● Supplied records
----

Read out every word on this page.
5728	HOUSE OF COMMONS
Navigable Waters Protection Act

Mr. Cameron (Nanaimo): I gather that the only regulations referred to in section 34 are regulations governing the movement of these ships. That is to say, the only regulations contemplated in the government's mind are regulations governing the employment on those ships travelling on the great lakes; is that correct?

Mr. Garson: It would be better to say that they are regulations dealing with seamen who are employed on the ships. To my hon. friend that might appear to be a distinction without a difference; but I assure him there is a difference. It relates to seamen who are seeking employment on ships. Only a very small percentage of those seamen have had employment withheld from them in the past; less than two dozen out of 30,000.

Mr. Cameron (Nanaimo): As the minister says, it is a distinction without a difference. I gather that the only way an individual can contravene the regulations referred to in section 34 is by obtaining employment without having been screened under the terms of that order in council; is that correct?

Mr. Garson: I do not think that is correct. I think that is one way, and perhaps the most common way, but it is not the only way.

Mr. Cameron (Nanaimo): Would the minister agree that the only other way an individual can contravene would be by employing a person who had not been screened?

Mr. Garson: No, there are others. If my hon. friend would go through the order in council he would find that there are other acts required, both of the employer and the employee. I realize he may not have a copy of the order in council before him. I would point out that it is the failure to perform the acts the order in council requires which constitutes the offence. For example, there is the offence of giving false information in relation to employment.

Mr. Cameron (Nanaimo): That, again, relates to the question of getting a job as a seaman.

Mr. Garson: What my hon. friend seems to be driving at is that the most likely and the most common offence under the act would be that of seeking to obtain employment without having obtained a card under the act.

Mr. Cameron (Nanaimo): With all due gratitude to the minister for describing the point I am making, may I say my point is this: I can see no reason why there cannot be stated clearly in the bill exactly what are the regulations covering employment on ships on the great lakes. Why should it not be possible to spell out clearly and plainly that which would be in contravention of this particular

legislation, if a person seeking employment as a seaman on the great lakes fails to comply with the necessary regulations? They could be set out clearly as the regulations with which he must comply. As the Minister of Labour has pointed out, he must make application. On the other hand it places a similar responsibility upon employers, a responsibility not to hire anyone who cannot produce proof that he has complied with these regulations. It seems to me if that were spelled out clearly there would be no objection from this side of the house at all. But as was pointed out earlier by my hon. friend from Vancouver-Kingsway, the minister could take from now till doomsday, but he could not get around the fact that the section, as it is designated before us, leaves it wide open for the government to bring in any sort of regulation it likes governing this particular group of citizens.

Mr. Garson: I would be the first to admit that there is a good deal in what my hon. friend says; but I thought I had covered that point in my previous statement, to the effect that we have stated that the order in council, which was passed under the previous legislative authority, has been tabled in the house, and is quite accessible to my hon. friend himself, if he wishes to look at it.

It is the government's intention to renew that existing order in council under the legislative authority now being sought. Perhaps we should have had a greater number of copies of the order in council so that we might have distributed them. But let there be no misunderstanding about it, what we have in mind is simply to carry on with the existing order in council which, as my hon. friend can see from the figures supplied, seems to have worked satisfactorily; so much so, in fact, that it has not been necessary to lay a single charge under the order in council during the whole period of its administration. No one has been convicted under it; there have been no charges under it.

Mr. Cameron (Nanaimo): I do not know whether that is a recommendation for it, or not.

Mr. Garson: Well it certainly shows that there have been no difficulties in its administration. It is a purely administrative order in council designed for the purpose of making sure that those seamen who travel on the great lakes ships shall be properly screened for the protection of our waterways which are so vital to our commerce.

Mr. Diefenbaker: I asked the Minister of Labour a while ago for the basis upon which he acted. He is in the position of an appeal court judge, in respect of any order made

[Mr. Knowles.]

----

● Set task
For each line above that contains the word "offence", copy that line.

● Reply to the exercise
Mr. Garson: No, there are others. If my hon. friend would go through the order in council he would find that there are other acts required, both of the employer and the employee. I realize he may not have a copy of the order in council before him. I would point out that it is the failure to perform the acts the order in council requires which constitutes the offence. For example, there is the offence of giving false information in relation to employment.
Mr. Garson: What my hon. friend seems to be driving at is that the most likely and the most common offence under the act would be that of seeking to obtain employment without having obtained a card under the act.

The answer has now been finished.